** start Data to use **

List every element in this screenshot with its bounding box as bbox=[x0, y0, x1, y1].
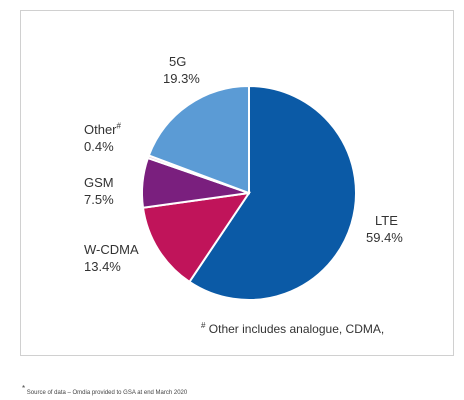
pie-slice-w-cdma bbox=[141, 191, 252, 284]
label-other-name: Other bbox=[84, 122, 117, 137]
label-lte-value: 59.4% bbox=[366, 230, 403, 245]
label-wcdma: W-CDMA 13.4% bbox=[84, 241, 139, 275]
label-gsm-value: 7.5% bbox=[84, 192, 114, 207]
label-5g: 5G 19.3% bbox=[163, 53, 200, 87]
source-text: Source of data – Omdia provided to GSA a… bbox=[25, 390, 188, 396]
footnote-mark: # bbox=[201, 321, 206, 330]
label-other-value: 0.4% bbox=[84, 139, 114, 154]
pie-slice-lte bbox=[188, 84, 357, 301]
label-other-name-row: Other# bbox=[84, 121, 121, 138]
label-wcdma-value: 13.4% bbox=[84, 259, 121, 274]
label-gsm-name: GSM bbox=[84, 175, 114, 190]
footnote-text: Other includes analogue, CDMA, bbox=[205, 322, 385, 336]
label-other-mark: # bbox=[116, 121, 121, 131]
pie-slice-5g bbox=[147, 84, 250, 195]
label-wcdma-name: W-CDMA bbox=[84, 242, 139, 257]
label-5g-value: 19.3% bbox=[163, 71, 200, 86]
source-note: * Source of data – Omdia provided to GSA… bbox=[22, 385, 188, 397]
footnote: # Other includes analogue, CDMA, bbox=[201, 321, 385, 337]
label-5g-name: 5G bbox=[169, 54, 187, 69]
label-gsm: GSM 7.5% bbox=[84, 174, 114, 208]
label-lte-name: LTE bbox=[375, 213, 398, 228]
label-other: Other# 0.4% bbox=[84, 121, 121, 155]
source-mark: * bbox=[22, 384, 26, 393]
label-lte: LTE 59.4% bbox=[366, 212, 403, 246]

** end Data to use **

• [Required work] Return the listing above line for line, without the picture.

• [The answer]
List every element in this screenshot with its bounding box as bbox=[x0, y0, x1, y1].
pie-slice-w-cdma bbox=[141, 191, 252, 284]
label-other-name: Other bbox=[84, 122, 117, 137]
label-lte-value: 59.4% bbox=[366, 230, 403, 245]
label-wcdma: W-CDMA 13.4% bbox=[84, 241, 139, 275]
label-gsm-value: 7.5% bbox=[84, 192, 114, 207]
label-5g: 5G 19.3% bbox=[163, 53, 200, 87]
source-text: Source of data – Omdia provided to GSA a… bbox=[25, 390, 188, 396]
footnote-mark: # bbox=[201, 321, 206, 330]
label-other-value: 0.4% bbox=[84, 139, 114, 154]
pie-slice-lte bbox=[188, 84, 357, 301]
label-other-name-row: Other# bbox=[84, 121, 121, 138]
label-wcdma-value: 13.4% bbox=[84, 259, 121, 274]
label-gsm-name: GSM bbox=[84, 175, 114, 190]
footnote-text: Other includes analogue, CDMA, bbox=[205, 322, 385, 336]
label-other-mark: # bbox=[116, 121, 121, 131]
pie-slice-5g bbox=[147, 84, 250, 195]
label-wcdma-name: W-CDMA bbox=[84, 242, 139, 257]
label-5g-value: 19.3% bbox=[163, 71, 200, 86]
source-note: * Source of data – Omdia provided to GSA… bbox=[22, 385, 188, 397]
footnote: # Other includes analogue, CDMA, bbox=[201, 321, 385, 337]
label-5g-name: 5G bbox=[169, 54, 187, 69]
label-gsm: GSM 7.5% bbox=[84, 174, 114, 208]
label-lte-name: LTE bbox=[375, 213, 398, 228]
label-other: Other# 0.4% bbox=[84, 121, 121, 155]
source-mark: * bbox=[22, 384, 26, 393]
label-lte: LTE 59.4% bbox=[366, 212, 403, 246]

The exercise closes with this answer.